> Problem details
Give the number of lines that include the word "轴的交点", and nothing else.

> Raw records
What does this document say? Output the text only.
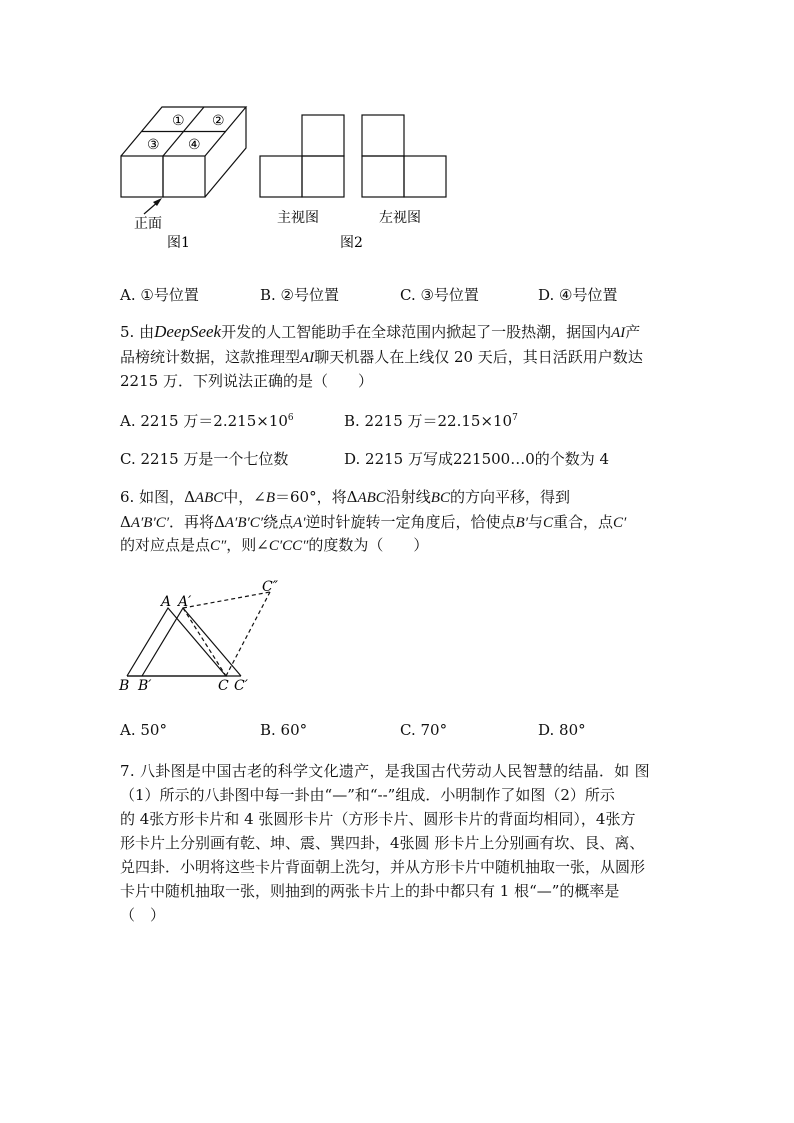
① ②
③ ④
正面
图1
主视图	左视图
图2
A. ①号位置	B. ②号位置	C. ③号位置	D. ④号位置
5. 由DeepSeek开发的人工智能助手在全球范围内掀起了一股热潮，据国内AI产
品榜统计数据，这款推理型AI聊天机器人在上线仅 20 天后，其日活跃用户数达
2215 万．下列说法正确的是（　　）
A. 2215 万$=2.215\times 10^6$	B. 2215 万$=22.15\times 10^7$
C. 2215 万是一个七位数	D. 2215 万写成221500…0的个数为 4
6. 如图，ΔABC中，∠B＝60°，将ΔABC沿射线BC的方向平移，得到
ΔA′B′C′．再将ΔA′B′C′绕点A′逆时针旋转一定角度后，恰使点B′与C重合，点C′
的对应点是点C″，则∠C′CC″的度数为（　　）
A A′
C″
B B′	C C′
A. 50°	B. 60°	C. 70°	D. 80°
7. 八卦图是中国古老的科学文化遗产，是我国古代劳动人民智慧的结晶．如 图
（1）所示的八卦图中每一卦由“—”和“--”组成．小明制作了如图（2）所示
的 4张方形卡片和 4 张圆形卡片（方形卡片、圆形卡片的背面均相同），4张方
形卡片上分别画有乾、坤、震、巽四卦，4张圆 形卡片上分别画有坎、艮、离、
兑四卦．小明将这些卡片背面朝上洗匀，并从方形卡片中随机抽取一张，从圆形
卡片中随机抽取一张，则抽到的两张卡片上的卦中都只有 1 根“—”的概率是
（　）
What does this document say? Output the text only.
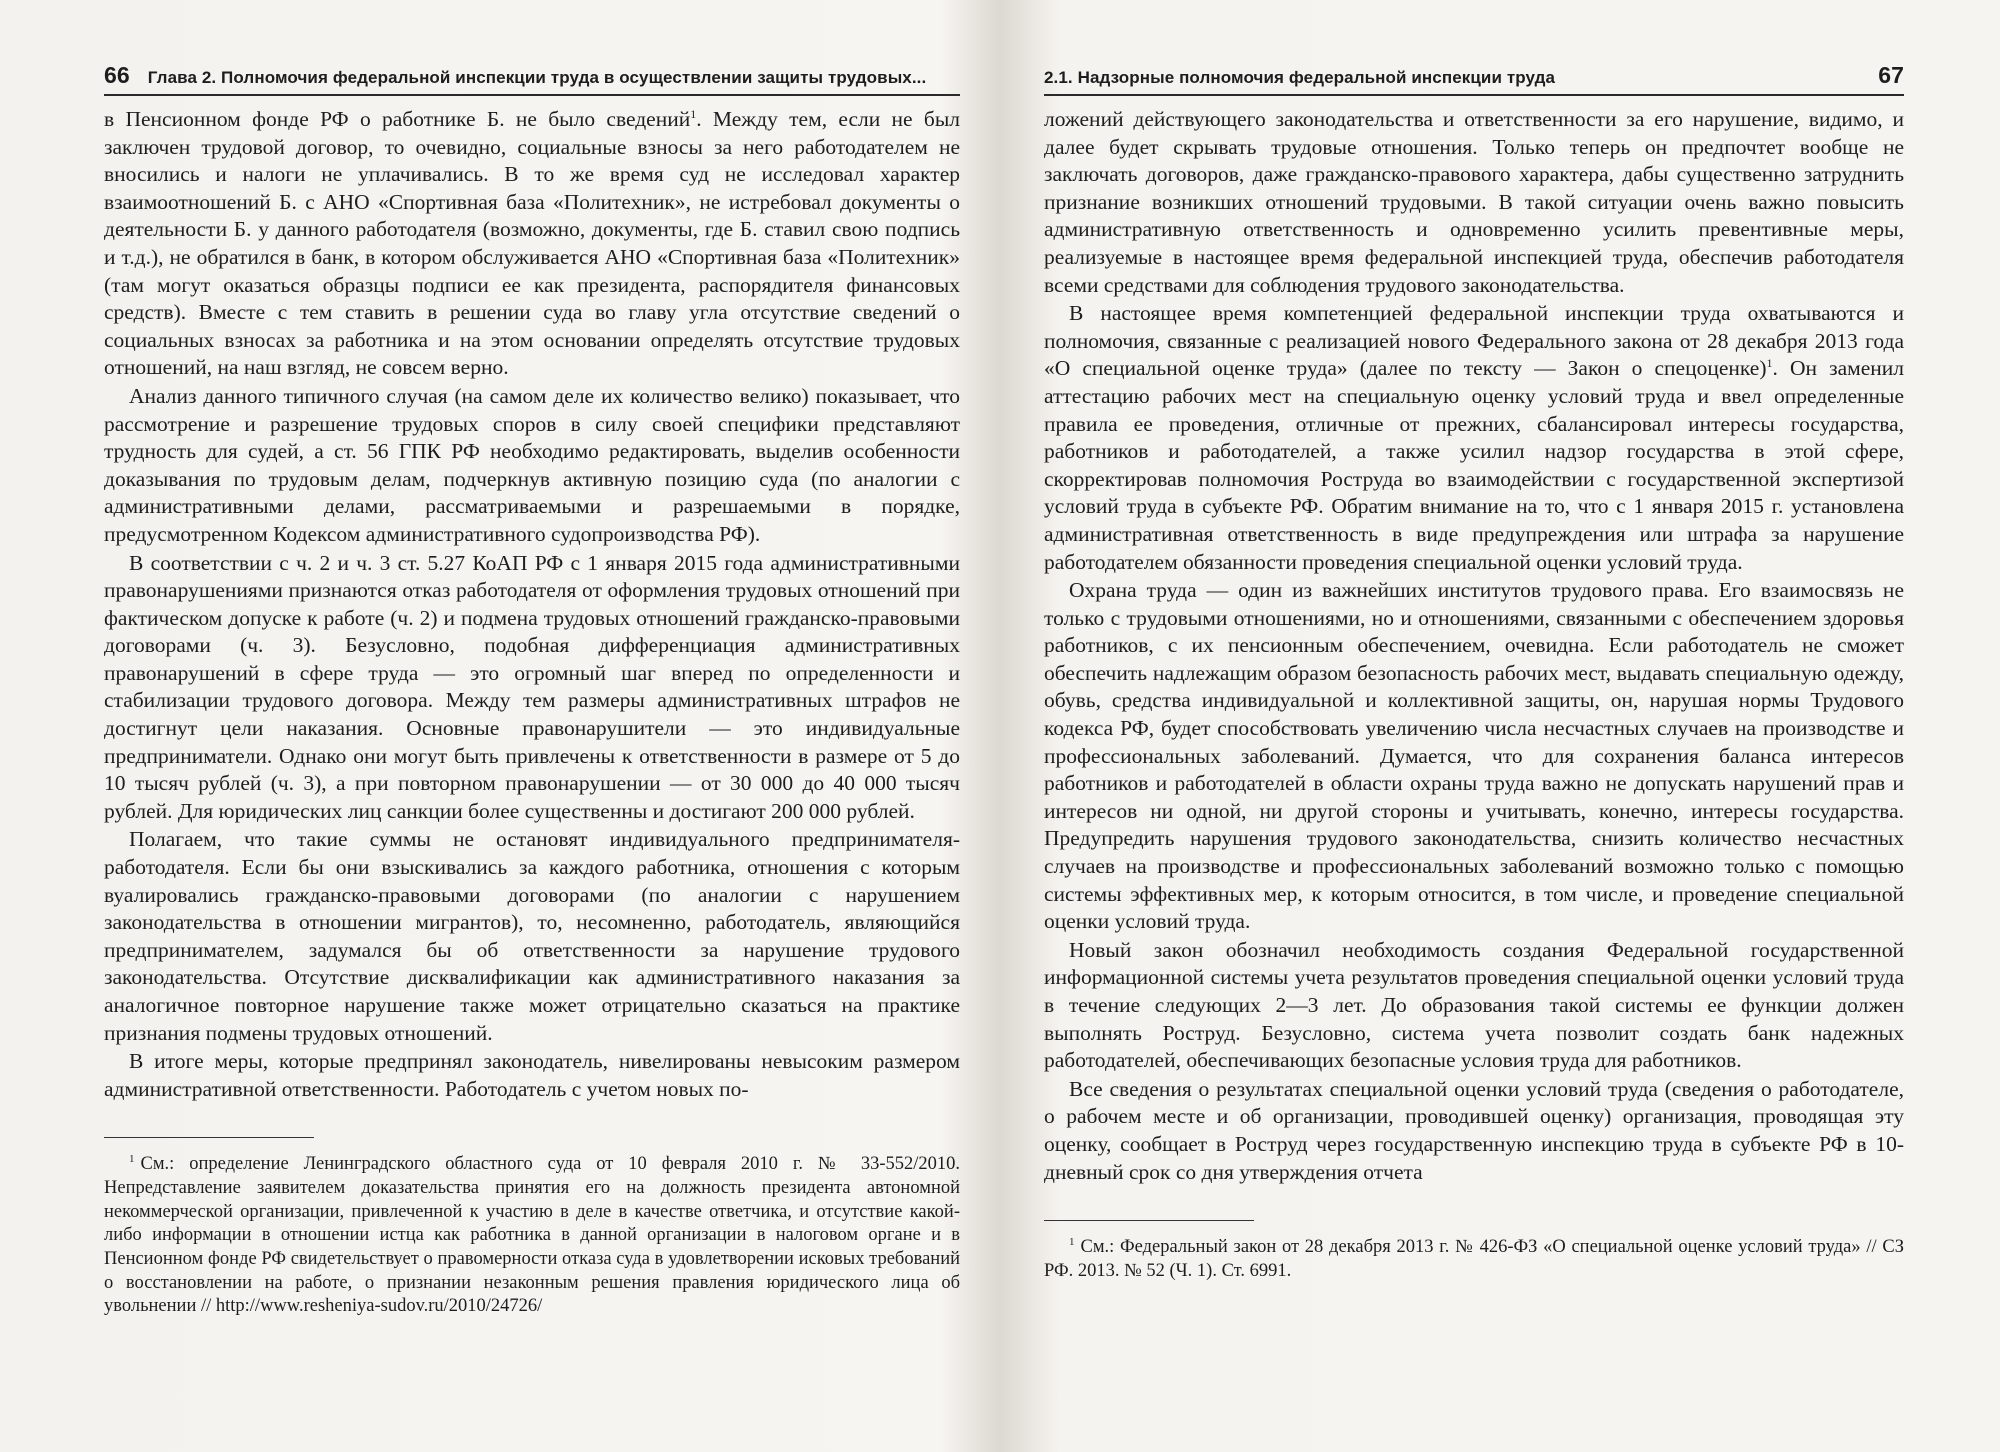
66 Глава 2. Полномочия федеральной инспекции труда в осуществлении защиты трудовых...

в Пенсионном фонде РФ о работнике Б. не было сведений$^1$. Между тем, если не был заключен трудовой договор, то очевидно, социальные взносы за него работодателем не вносились и налоги не уплачивались. В то же время суд не исследовал характер взаимоотношений Б. с АНО «Спортивная база «Политехник», не истребовал документы о деятельности Б. у данного работодателя (возможно, документы, где Б. ставил свою подпись и т.д.), не обратился в банк, в котором обслуживается АНО «Спортивная база «Политехник» (там могут оказаться образцы подписи ее как президента, распорядителя финансовых средств). Вместе с тем ставить в решении суда во главу угла отсутствие сведений о социальных взносах за работника и на этом основании определять отсутствие трудовых отношений, на наш взгляд, не совсем верно.

Анализ данного типичного случая (на самом деле их количество велико) показывает, что рассмотрение и разрешение трудовых споров в силу своей специфики представляют трудность для судей, а ст. 56 ГПК РФ необходимо редактировать, выделив особенности доказывания по трудовым делам, подчеркнув активную позицию суда (по аналогии с административными делами, рассматриваемыми и разрешаемыми в порядке, предусмотренном Кодексом административного судопроизводства РФ).

В соответствии с ч. 2 и ч. 3 ст. 5.27 КоАП РФ с 1 января 2015 года административными правонарушениями признаются отказ работодателя от оформления трудовых отношений при фактическом допуске к работе (ч. 2) и подмена трудовых отношений гражданско-правовыми договорами (ч. 3). Безусловно, подобная дифференциация административных правонарушений в сфере труда — это огромный шаг вперед по определенности и стабилизации трудового договора. Между тем размеры административных штрафов не достигнут цели наказания. Основные правонарушители — это индивидуальные предприниматели. Однако они могут быть привлечены к ответственности в размере от 5 до 10 тысяч рублей (ч. 3), а при повторном правонарушении — от 30 000 до 40 000 тысяч рублей. Для юридических лиц санкции более существенны и достигают 200 000 рублей.

Полагаем, что такие суммы не остановят индивидуального предпринимателя-работодателя. Если бы они взыскивались за каждого работника, отношения с которым вуалировались гражданско-правовыми договорами (по аналогии с нарушением законодательства в отношении мигрантов), то, несомненно, работодатель, являющийся предпринимателем, задумался бы об ответственности за нарушение трудового законодательства. Отсутствие дисквалификации как административного наказания за аналогичное повторное нарушение также может отрицательно сказаться на практике признания подмены трудовых отношений.

В итоге меры, которые предпринял законодатель, нивелированы невысоким размером административной ответственности. Работодатель с учетом новых по-

$^1$ См.: определение Ленинградского областного суда от 10 февраля 2010 г. № 33-552/2010. Непредставление заявителем доказательства принятия его на должность президента автономной некоммерческой организации, привлеченной к участию в деле в качестве ответчика, и отсутствие какой-либо информации в отношении истца как работника в данной организации в налоговом органе и в Пенсионном фонде РФ свидетельствует о правомерности отказа суда в удовлетворении исковых требований о восстановлении на работе, о признании незаконным решения правления юридического лица об увольнении // http://www.resheniya-sudov.ru/2010/24726/

2.1. Надзорные полномочия федеральной инспекции труда	67

ложений действующего законодательства и ответственности за его нарушение, видимо, и далее будет скрывать трудовые отношения. Только теперь он предпочтет вообще не заключать договоров, даже гражданско-правового характера, дабы существенно затруднить признание возникших отношений трудовыми. В такой ситуации очень важно повысить административную ответственность и одновременно усилить превентивные меры, реализуемые в настоящее время федеральной инспекцией труда, обеспечив работодателя всеми средствами для соблюдения трудового законодательства.

В настоящее время компетенцией федеральной инспекции труда охватываются и полномочия, связанные с реализацией нового Федерального закона от 28 декабря 2013 года «О специальной оценке труда» (далее по тексту — Закон о спецоценке)$^1$. Он заменил аттестацию рабочих мест на специальную оценку условий труда и ввел определенные правила ее проведения, отличные от прежних, сбалансировал интересы государства, работников и работодателей, а также усилил надзор государства в этой сфере, скорректировав полномочия Роструда во взаимодействии с государственной экспертизой условий труда в субъекте РФ. Обратим внимание на то, что с 1 января 2015 г. установлена административная ответственность в виде предупреждения или штрафа за нарушение работодателем обязанности проведения специальной оценки условий труда.

Охрана труда — один из важнейших институтов трудового права. Его взаимосвязь не только с трудовыми отношениями, но и отношениями, связанными с обеспечением здоровья работников, с их пенсионным обеспечением, очевидна. Если работодатель не сможет обеспечить надлежащим образом безопасность рабочих мест, выдавать специальную одежду, обувь, средства индивидуальной и коллективной защиты, он, нарушая нормы Трудового кодекса РФ, будет способствовать увеличению числа несчастных случаев на производстве и профессиональных заболеваний. Думается, что для сохранения баланса интересов работников и работодателей в области охраны труда важно не допускать нарушений прав и интересов ни одной, ни другой стороны и учитывать, конечно, интересы государства. Предупредить нарушения трудового законодательства, снизить количество несчастных случаев на производстве и профессиональных заболеваний возможно только с помощью системы эффективных мер, к которым относится, в том числе, и проведение специальной оценки условий труда.

Новый закон обозначил необходимость создания Федеральной государственной информационной системы учета результатов проведения специальной оценки условий труда в течение следующих 2—3 лет. До образования такой системы ее функции должен выполнять Роструд. Безусловно, система учета позволит создать банк надежных работодателей, обеспечивающих безопасные условия труда для работников.

Все сведения о результатах специальной оценки условий труда (сведения о работодателе, о рабочем месте и об организации, проводившей оценку) организация, проводящая эту оценку, сообщает в Роструд через государственную инспекцию труда в субъекте РФ в 10-дневный срок со дня утверждения отчета

$^1$ См.: Федеральный закон от 28 декабря 2013 г. № 426-ФЗ «О специальной оценке условий труда» // СЗ РФ. 2013. № 52 (Ч. 1). Ст. 6991.
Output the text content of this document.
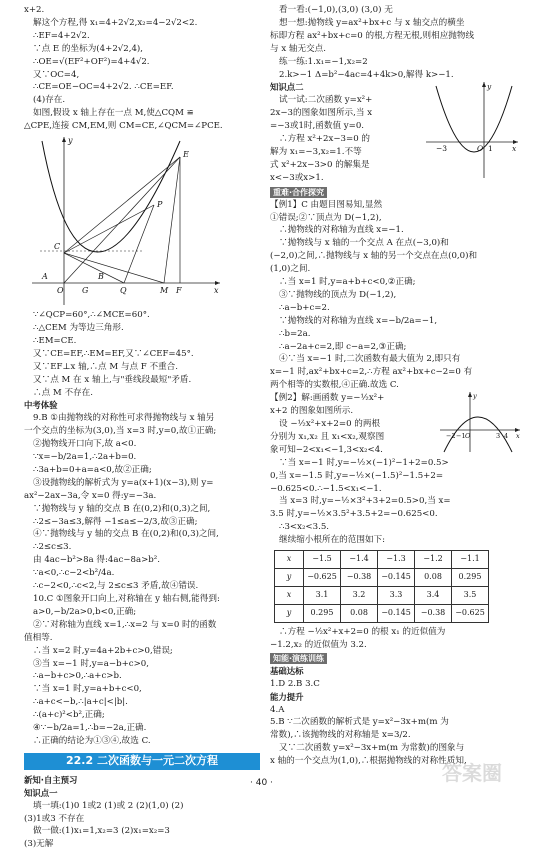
x+2.
解这个方程,得 x₁=4+2√2,x₂=4−2√2<2.
∴EF=4+2√2.
∵点 E 的坐标为(4+2√2,4),
∴OE=√(EF²+OF²)=4+4√2.
又∵OC=4,
∴CE=OE−OC=4+2√2. ∴CE=EF.
(4)存在.
如图,假设 x 轴上存在一点 M,使△CQM ≌
△CPE,连接 CM,EM,则 CM=CE,∠QCM=∠PCE.
E
P
C
A	B
O G	Q	F
M	x
y
∵∠QCP=60°,∴∠MCE=60°.
∴△CEM 为等边三角形.
∴EM=CE.
又∵CE=EF,∴EM=EF,又∵∠CEF=45°.
又∵EF⊥x 轴,∴点 M 与点 F 不重合.
又∵点 M 在 x 轴上,与"垂线段最短"矛盾.
∴点 M 不存在.
中考体验
9.B ①由抛物线的对称性可求得抛物线与 x 轴另
一个交点的坐标为(3,0),当 x=3 时,y=0,故①正确;
②抛物线开口向下,故 a<0.
∵x=−b/2a=1,∴2a+b=0.
∴3a+b=0+a=a<0,故②正确;
③设抛物线的解析式为 y=a(x+1)(x−3),则 y=
ax²−2ax−3a,令 x=0 得:y=−3a.
∵抛物线与 y 轴的交点 B 在(0,2)和(0,3)之间,
∴2≤−3a≤3,解得 −1≤a≤−2/3,故③正确;
④∵抛物线与 y 轴的交点 B 在(0,2)和(0,3)之间,
∴2≤c≤3.
由 4ac−b²>8a 得:4ac−8a>b².
∵a<0,∴c−2<b²/4a.
∴c−2<0,∴c<2,与 2≤c≤3 矛盾,故④错误.
10.C ①图象开口向上,对称轴在 y 轴右侧,能得到:
a>0,−b/2a>0,b<0,正确;
②∵对称轴为直线 x=1,∴x=2 与 x=0 时的函数
值相等.
∴当 x=2 时,y=4a+2b+c>0,错误;
③当 x=−1 时,y=a−b+c>0,
∴a−b+c>0,∴a+c>b.
∵当 x=1 时,y=a+b+c<0,
∴a+c<−b,∴|a+c|<|b|.
∴(a+c)²<b²,正确;
④∵−b/2a=1,∴b=−2a,正确.
∴正确的结论为①③④,故选 C.
22.2 二次函数与一元二次方程
新知·自主预习
知识点一
填一填:(1)0 1或2 (1)或 2 (2)(1,0) (2)
(3)1或3 不存在
做一做:(1)x₁=1,x₂=3 (2)x₁=x₂=3
(3)无解
看一看:(−1,0),(3,0) (3,0) 无
想一想:抛物线 y=ax²+bx+c 与 x 轴交点的横坐
标即方程 ax²+bx+c=0 的根,方程无根,则相应抛物线
与 x 轴无交点.
练一练:1.x₁=−1,x₂=2
2.k>−1 Δ=b²−4ac=4+4k>0,解得 k>−1.
知识点二
试一试:二次函数 y=x²+
2x−3的图象如图所示,当 x
=−3或1时,函数值 y=0.
∴方程 x²+2x−3=0 的
解为 x₁=−3,x₂=1.不等
式 x²+2x−3>0 的解集是
x<−3或x>1.
y
x
−3	1
O
重难·合作探究
【例1】C 由题目图易知,显然
①错误;②∵顶点为 D(−1,2),
∴抛物线的对称轴为直线 x=−1.
∵抛物线与 x 轴的一个交点 A 在点(−3,0)和
(−2,0)之间,∴抛物线与 x 轴的另一个交点在点(0,0)和
(1,0)之间.
∴当 x=1 时,y=a+b+c<0,②正确;
③∵抛物线的顶点为 D(−1,2),
∴a−b+c=2.
∵抛物线的对称轴为直线 x=−b/2a=−1,
∴b=2a.
∴a−2a+c=2,即 c−a=2,③正确;
④∵当 x=−1 时,二次函数有最大值为 2,即只有
x=−1 时,ax²+bx+c=2,∴方程 ax²+bx+c−2=0 有
两个相等的实数根,④正确.故选 C.
【例2】解:画函数 y=−½x²+
x+2 的图象如图所示.
设 −½x²+x+2=0 的两根
分别为 x₁,x₂ 且 x₁<x₂,观察图
象可知−2<x₁<−1,3<x₂<4.
∵当 x=−1 时,y=−½×(−1)²−1+2=0.5>
0,当 x=−1.5 时,y=−½×(−1.5)²−1.5+2=
−0.625<0.∴−1.5<x₁<−1.
当 x=3 时,y=−½×3²+3+2=0.5>0,当 x=
3.5 时,y=−½×3.5²+3.5+2=−0.625<0.
∴3<x₂<3.5.
继续缩小根所在的范围如下:
y
x
−2 −1 O	3 4
x	−1.5	−1.4	−1.3	−1.2	−1.1
y	−0.625	−0.38	−0.145	0.08	0.295
x	3.1	3.2	3.3	3.4	3.5
y	0.295	0.08	−0.145	−0.38	−0.625
∴方程 −½x²+x+2=0 的根 x₁ 的近似值为
−1.2,x₂ 的近似值为 3.2.
知能·演练训练
基础达标
1.D 2.B 3.C
能力提升
4.A
5.B ∵二次函数的解析式是 y=x²−3x+m(m 为
常数),∴该抛物线的对称轴是 x=3/2.
又∵二次函数 y=x²−3x+m(m 为常数)的图象与
x 轴的一个交点为(1,0),∴根据抛物线的对称性质知,
· 40 ·	答案圈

> Result of this exercise
2